EXERCISE INSTRUCTIONS: Your answer should be a single number: the count of lines containing the string "What".

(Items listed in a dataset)

[START]

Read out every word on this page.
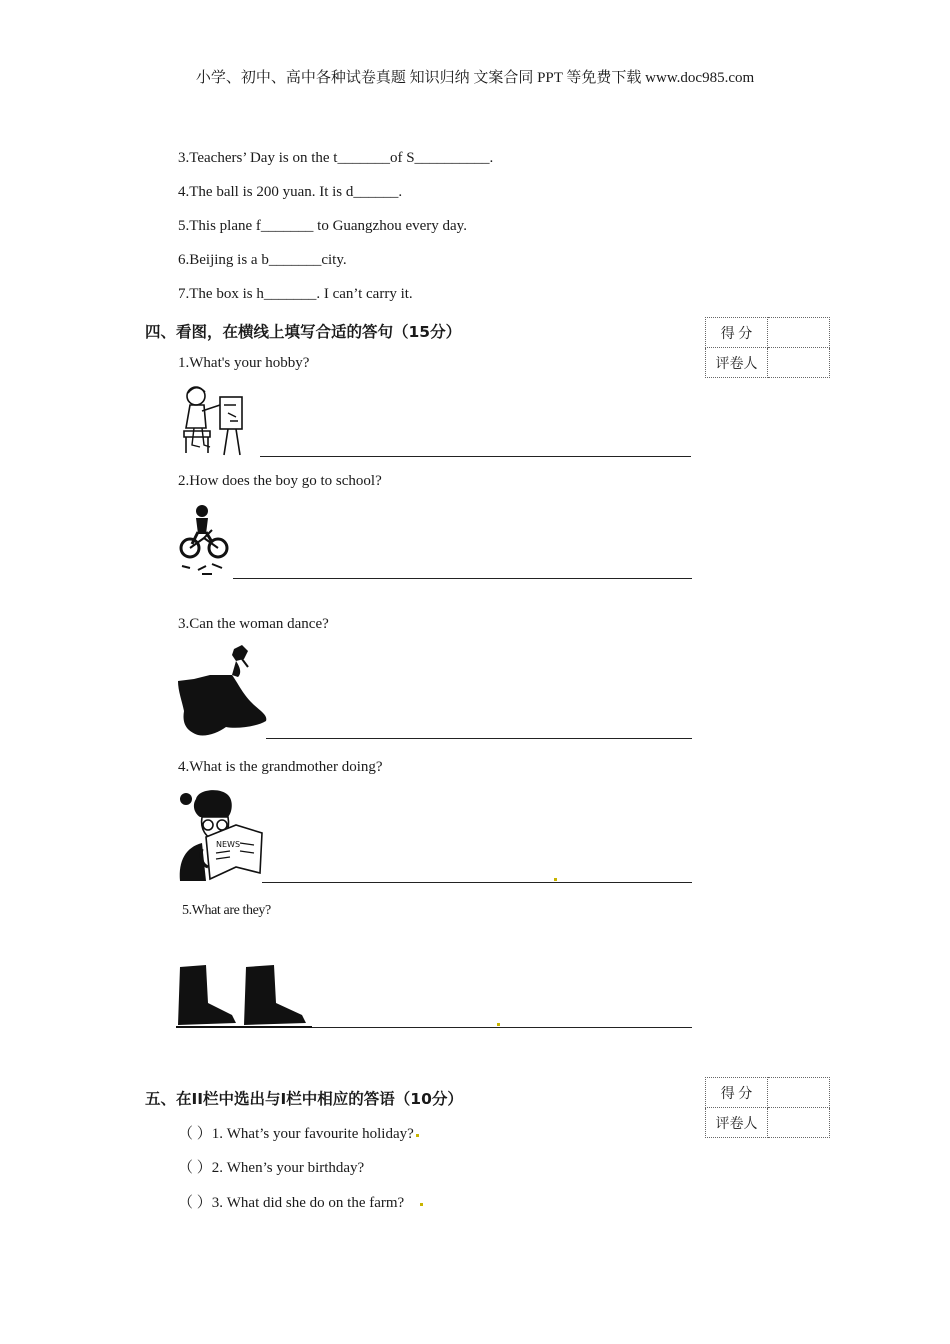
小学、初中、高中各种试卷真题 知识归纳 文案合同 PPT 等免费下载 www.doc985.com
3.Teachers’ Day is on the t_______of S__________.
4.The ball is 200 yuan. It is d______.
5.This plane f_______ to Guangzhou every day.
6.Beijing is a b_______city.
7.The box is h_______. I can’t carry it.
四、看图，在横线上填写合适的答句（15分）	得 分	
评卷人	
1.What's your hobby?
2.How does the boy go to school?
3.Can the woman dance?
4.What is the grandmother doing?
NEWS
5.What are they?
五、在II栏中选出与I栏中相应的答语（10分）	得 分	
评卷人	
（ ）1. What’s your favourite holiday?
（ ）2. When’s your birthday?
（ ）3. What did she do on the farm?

[END]
[START]

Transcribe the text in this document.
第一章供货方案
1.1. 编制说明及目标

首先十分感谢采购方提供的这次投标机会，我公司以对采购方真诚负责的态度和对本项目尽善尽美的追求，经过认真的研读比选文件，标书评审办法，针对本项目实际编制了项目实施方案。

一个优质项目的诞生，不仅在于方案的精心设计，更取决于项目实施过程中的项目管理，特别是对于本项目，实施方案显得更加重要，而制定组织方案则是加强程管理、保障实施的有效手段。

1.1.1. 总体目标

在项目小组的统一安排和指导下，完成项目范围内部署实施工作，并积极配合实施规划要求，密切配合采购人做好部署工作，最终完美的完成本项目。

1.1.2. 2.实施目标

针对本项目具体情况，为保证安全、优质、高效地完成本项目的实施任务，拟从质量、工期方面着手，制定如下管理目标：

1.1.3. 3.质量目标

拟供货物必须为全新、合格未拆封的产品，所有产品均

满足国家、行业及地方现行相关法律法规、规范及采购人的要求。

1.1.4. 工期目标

[END]
[START]

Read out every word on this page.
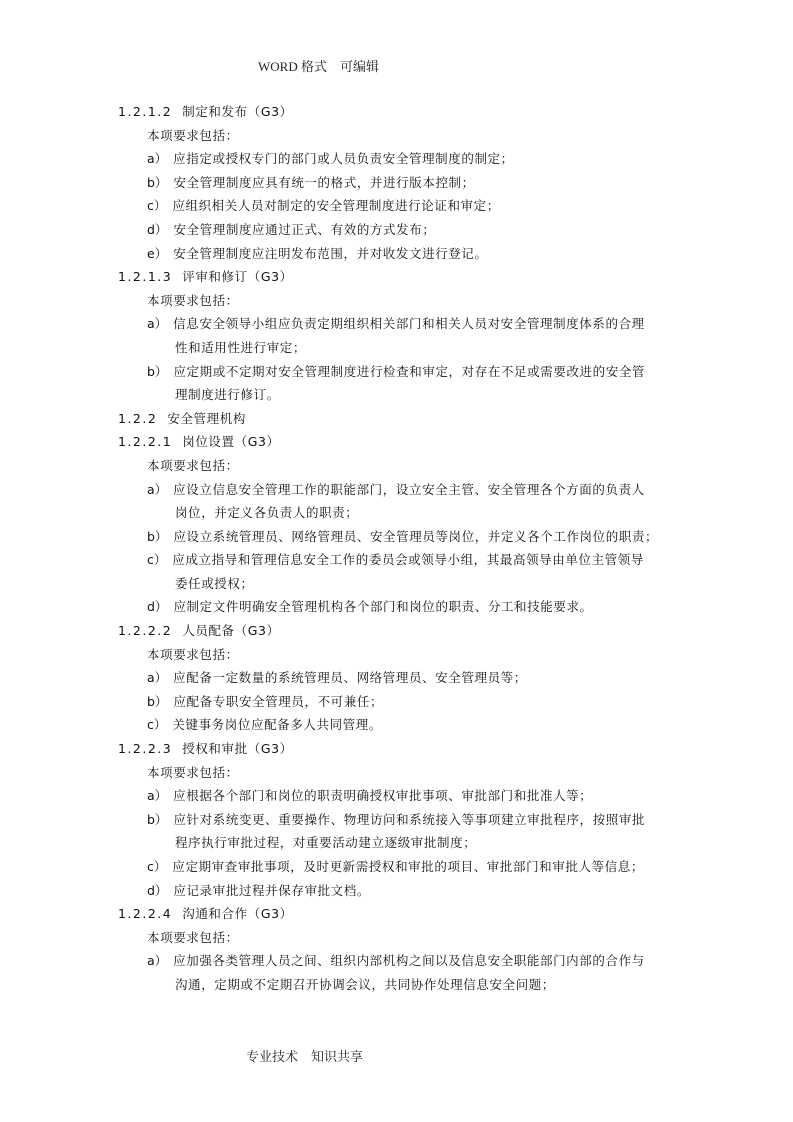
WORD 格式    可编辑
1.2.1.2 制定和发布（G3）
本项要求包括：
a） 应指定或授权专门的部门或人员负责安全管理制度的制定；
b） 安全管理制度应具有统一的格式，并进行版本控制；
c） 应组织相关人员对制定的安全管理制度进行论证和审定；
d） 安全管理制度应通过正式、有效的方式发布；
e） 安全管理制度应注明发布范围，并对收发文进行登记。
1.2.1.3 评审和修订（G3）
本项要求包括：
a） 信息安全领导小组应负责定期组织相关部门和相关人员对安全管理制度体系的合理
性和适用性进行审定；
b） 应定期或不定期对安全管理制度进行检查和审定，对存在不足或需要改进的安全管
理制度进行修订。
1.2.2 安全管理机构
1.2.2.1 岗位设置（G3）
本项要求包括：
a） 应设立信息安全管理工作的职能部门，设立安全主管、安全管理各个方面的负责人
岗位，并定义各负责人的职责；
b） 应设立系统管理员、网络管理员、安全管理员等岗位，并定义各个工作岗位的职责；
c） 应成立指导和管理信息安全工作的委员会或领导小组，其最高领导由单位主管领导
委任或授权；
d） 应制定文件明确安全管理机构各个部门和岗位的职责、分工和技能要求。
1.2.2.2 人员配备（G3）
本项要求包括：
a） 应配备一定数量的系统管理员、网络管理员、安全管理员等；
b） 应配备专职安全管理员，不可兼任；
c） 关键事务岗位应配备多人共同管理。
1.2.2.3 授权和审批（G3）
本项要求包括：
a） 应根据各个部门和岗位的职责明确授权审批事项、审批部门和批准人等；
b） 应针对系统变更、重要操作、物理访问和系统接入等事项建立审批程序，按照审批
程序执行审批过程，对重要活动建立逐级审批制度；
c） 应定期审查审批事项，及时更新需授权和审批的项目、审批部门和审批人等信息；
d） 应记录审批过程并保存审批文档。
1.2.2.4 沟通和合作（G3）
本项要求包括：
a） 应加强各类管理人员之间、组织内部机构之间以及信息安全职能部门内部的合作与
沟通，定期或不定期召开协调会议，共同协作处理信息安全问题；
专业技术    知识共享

[END]

EXPECTED ANSWER: 5